• EXERCISE INPUT:
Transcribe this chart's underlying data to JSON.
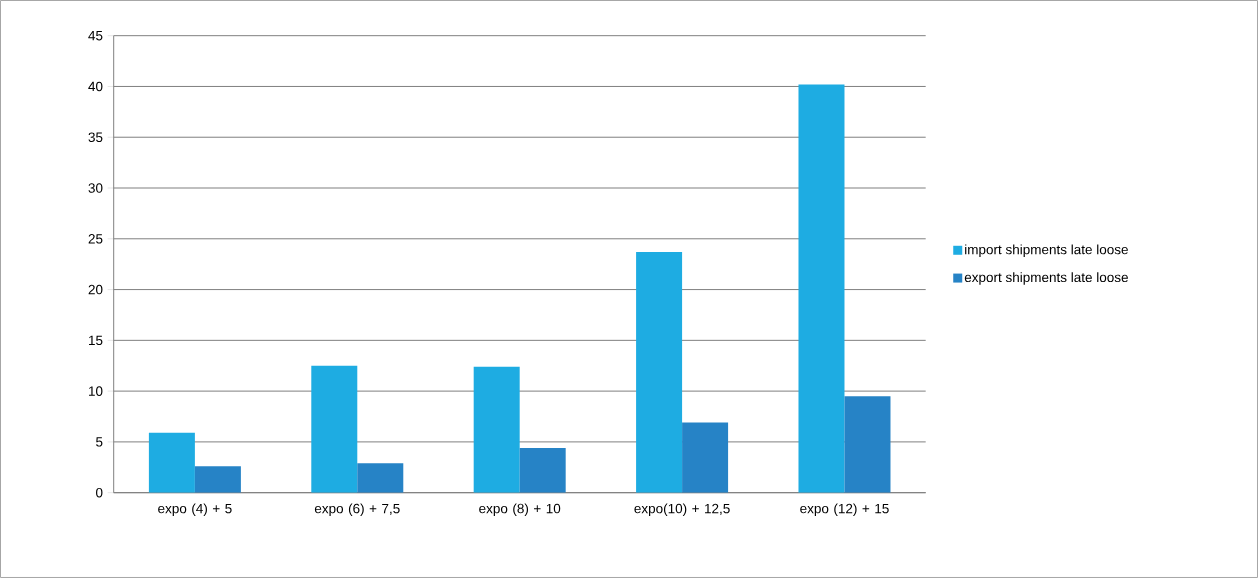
{
  "chart_data": {
    "type": "bar",
    "categories": [
      "expo (4) + 5",
      "expo (6) + 7,5",
      "expo (8) + 10",
      "expo(10) + 12,5",
      "expo (12) + 15"
    ],
    "series": [
      {
        "name": "import shipments late loose",
        "color": "#1eace2",
        "values": [
          5.9,
          12.5,
          12.4,
          23.7,
          40.2
        ]
      },
      {
        "name": "export shipments late loose",
        "color": "#2683c6",
        "values": [
          2.6,
          2.9,
          4.4,
          6.9,
          9.5
        ]
      }
    ],
    "ylim": [
      0,
      45
    ],
    "yticks": [
      0,
      5,
      10,
      15,
      20,
      25,
      30,
      35,
      40,
      45
    ],
    "grid": "y",
    "legend": "right"
  }
}
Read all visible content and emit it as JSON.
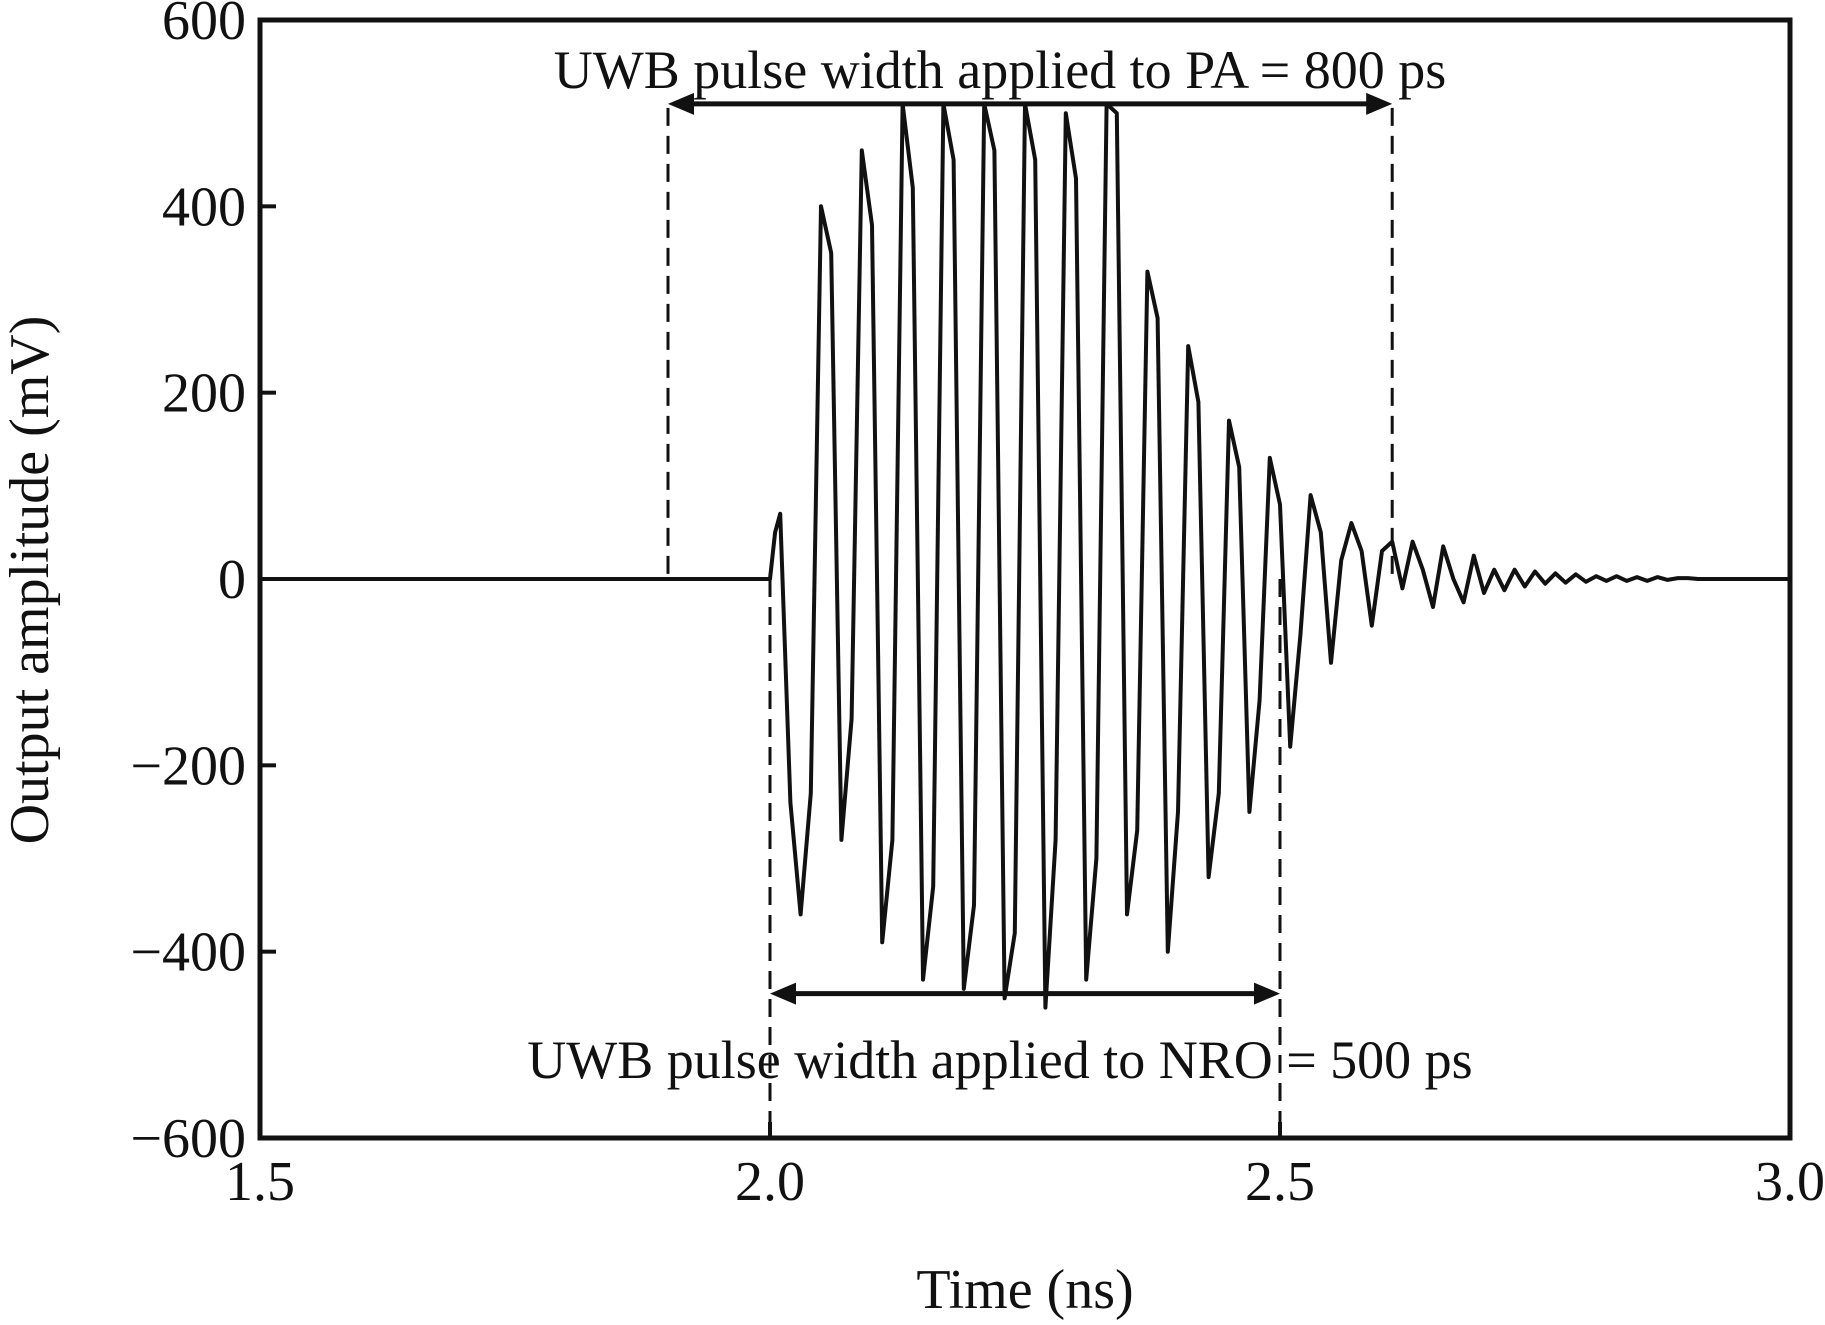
{
  "chart_data": {
    "type": "line",
    "title": "",
    "xlabel": "Time (ns)",
    "ylabel": "Output amplitude (mV)",
    "xlim": [
      1.5,
      3.0
    ],
    "ylim": [
      -600,
      600
    ],
    "xticks": [
      1.5,
      2.0,
      2.5,
      3.0
    ],
    "xtick_labels": [
      "1.5",
      "2.0",
      "2.5",
      "3.0"
    ],
    "yticks": [
      600,
      400,
      200,
      0,
      -200,
      -400,
      -600
    ],
    "ytick_labels": [
      "600",
      "400",
      "200",
      "0",
      "−200",
      "−400",
      "−600"
    ],
    "grid": false,
    "legend": false,
    "line_color": "#111111",
    "series": [
      {
        "x": [
          1.5,
          2.0,
          2.005,
          2.01,
          2.02,
          2.03,
          2.04,
          2.05,
          2.06,
          2.07,
          2.08,
          2.09,
          2.1,
          2.11,
          2.12,
          2.13,
          2.14,
          2.15,
          2.16,
          2.17,
          2.18,
          2.19,
          2.2,
          2.21,
          2.22,
          2.23,
          2.24,
          2.25,
          2.26,
          2.27,
          2.28,
          2.29,
          2.3,
          2.31,
          2.32,
          2.33,
          2.34,
          2.35,
          2.36,
          2.37,
          2.38,
          2.39,
          2.4,
          2.41,
          2.42,
          2.43,
          2.44,
          2.45,
          2.46,
          2.47,
          2.48,
          2.49,
          2.5,
          2.51,
          2.52,
          2.53,
          2.54,
          2.55,
          2.56,
          2.57,
          2.58,
          2.59,
          2.6,
          2.61,
          2.62,
          2.63,
          2.64,
          2.65,
          2.66,
          2.67,
          2.68,
          2.69,
          2.7,
          2.71,
          2.72,
          2.73,
          2.74,
          2.75,
          2.76,
          2.77,
          2.78,
          2.79,
          2.8,
          2.81,
          2.82,
          2.83,
          2.84,
          2.85,
          2.86,
          2.87,
          2.88,
          2.89,
          2.9,
          2.91,
          2.92,
          2.93,
          3.0
        ],
        "y": [
          0,
          0,
          50,
          70,
          -240,
          -360,
          -230,
          400,
          350,
          -280,
          -150,
          460,
          380,
          -390,
          -280,
          510,
          420,
          -430,
          -330,
          510,
          450,
          -440,
          -350,
          510,
          460,
          -450,
          -380,
          510,
          450,
          -460,
          -280,
          500,
          430,
          -430,
          -300,
          510,
          500,
          -360,
          -270,
          330,
          280,
          -400,
          -250,
          250,
          190,
          -320,
          -230,
          170,
          120,
          -250,
          -130,
          130,
          80,
          -180,
          -60,
          90,
          50,
          -90,
          20,
          60,
          30,
          -50,
          30,
          40,
          -10,
          40,
          10,
          -30,
          35,
          0,
          -25,
          25,
          -15,
          10,
          -12,
          10,
          -8,
          8,
          -5,
          6,
          -4,
          5,
          -3,
          3,
          -2,
          3,
          -2,
          2,
          -2,
          2,
          -1,
          1,
          1,
          0,
          0,
          0,
          0
        ]
      }
    ],
    "annotations": [
      {
        "text": "UWB pulse width applied to PA = 800 ps",
        "x_start": 1.9,
        "x_end": 2.61,
        "y": 510
      },
      {
        "text": "UWB pulse width applied to  NRO = 500 ps",
        "x_start": 2.0,
        "x_end": 2.5,
        "y": -445
      }
    ]
  }
}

• PROBLEM REQUIREMENTS: Output the data exactly. Pictures don't belong in the result.

• COMPLETED TASK:
Transcribe this chart's underlying data to JSON.
{
  "chart_data": {
    "type": "bar",
    "categories": [
      "expo (4) + 5",
      "expo (6) + 7,5",
      "expo (8) + 10",
      "expo(10) + 12,5",
      "expo (12) + 15"
    ],
    "series": [
      {
        "name": "import shipments late loose",
        "color": "#1eace2",
        "values": [
          5.9,
          12.5,
          12.4,
          23.7,
          40.2
        ]
      },
      {
        "name": "export shipments late loose",
        "color": "#2683c6",
        "values": [
          2.6,
          2.9,
          4.4,
          6.9,
          9.5
        ]
      }
    ],
    "ylim": [
      0,
      45
    ],
    "yticks": [
      0,
      5,
      10,
      15,
      20,
      25,
      30,
      35,
      40,
      45
    ],
    "grid": "y",
    "legend": "right"
  }
}
Read all visible content and emit it as JSON.
{
  "chart_data": {
    "type": "line",
    "title": "",
    "xlabel": "Time (ns)",
    "ylabel": "Output amplitude (mV)",
    "xlim": [
      1.5,
      3.0
    ],
    "ylim": [
      -600,
      600
    ],
    "xticks": [
      1.5,
      2.0,
      2.5,
      3.0
    ],
    "xtick_labels": [
      "1.5",
      "2.0",
      "2.5",
      "3.0"
    ],
    "yticks": [
      600,
      400,
      200,
      0,
      -200,
      -400,
      -600
    ],
    "ytick_labels": [
      "600",
      "400",
      "200",
      "0",
      "−200",
      "−400",
      "−600"
    ],
    "grid": false,
    "legend": false,
    "line_color": "#111111",
    "series": [
      {
        "x": [
          1.5,
          2.0,
          2.005,
          2.01,
          2.02,
          2.03,
          2.04,
          2.05,
          2.06,
          2.07,
          2.08,
          2.09,
          2.1,
          2.11,
          2.12,
          2.13,
          2.14,
          2.15,
          2.16,
          2.17,
          2.18,
          2.19,
          2.2,
          2.21,
          2.22,
          2.23,
          2.24,
          2.25,
          2.26,
          2.27,
          2.28,
          2.29,
          2.3,
          2.31,
          2.32,
          2.33,
          2.34,
          2.35,
          2.36,
          2.37,
          2.38,
          2.39,
          2.4,
          2.41,
          2.42,
          2.43,
          2.44,
          2.45,
          2.46,
          2.47,
          2.48,
          2.49,
          2.5,
          2.51,
          2.52,
          2.53,
          2.54,
          2.55,
          2.56,
          2.57,
          2.58,
          2.59,
          2.6,
          2.61,
          2.62,
          2.63,
          2.64,
          2.65,
          2.66,
          2.67,
          2.68,
          2.69,
          2.7,
          2.71,
          2.72,
          2.73,
          2.74,
          2.75,
          2.76,
          2.77,
          2.78,
          2.79,
          2.8,
          2.81,
          2.82,
          2.83,
          2.84,
          2.85,
          2.86,
          2.87,
          2.88,
          2.89,
          2.9,
          2.91,
          2.92,
          2.93,
          3.0
        ],
        "y": [
          0,
          0,
          50,
          70,
          -240,
          -360,
          -230,
          400,
          350,
          -280,
          -150,
          460,
          380,
          -390,
          -280,
          510,
          420,
          -430,
          -330,
          510,
          450,
          -440,
          -350,
          510,
          460,
          -450,
          -380,
          510,
          450,
          -460,
          -280,
          500,
          430,
          -430,
          -300,
          510,
          500,
          -360,
          -270,
          330,
          280,
          -400,
          -250,
          250,
          190,
          -320,
          -230,
          170,
          120,
          -250,
          -130,
          130,
          80,
          -180,
          -60,
          90,
          50,
          -90,
          20,
          60,
          30,
          -50,
          30,
          40,
          -10,
          40,
          10,
          -30,
          35,
          0,
          -25,
          25,
          -15,
          10,
          -12,
          10,
          -8,
          8,
          -5,
          6,
          -4,
          5,
          -3,
          3,
          -2,
          3,
          -2,
          2,
          -2,
          2,
          -1,
          1,
          1,
          0,
          0,
          0,
          0
        ]
      }
    ],
    "annotations": [
      {
        "text": "UWB pulse width applied to PA = 800 ps",
        "x_start": 1.9,
        "x_end": 2.61,
        "y": 510
      },
      {
        "text": "UWB pulse width applied to  NRO = 500 ps",
        "x_start": 2.0,
        "x_end": 2.5,
        "y": -445
      }
    ]
  }
}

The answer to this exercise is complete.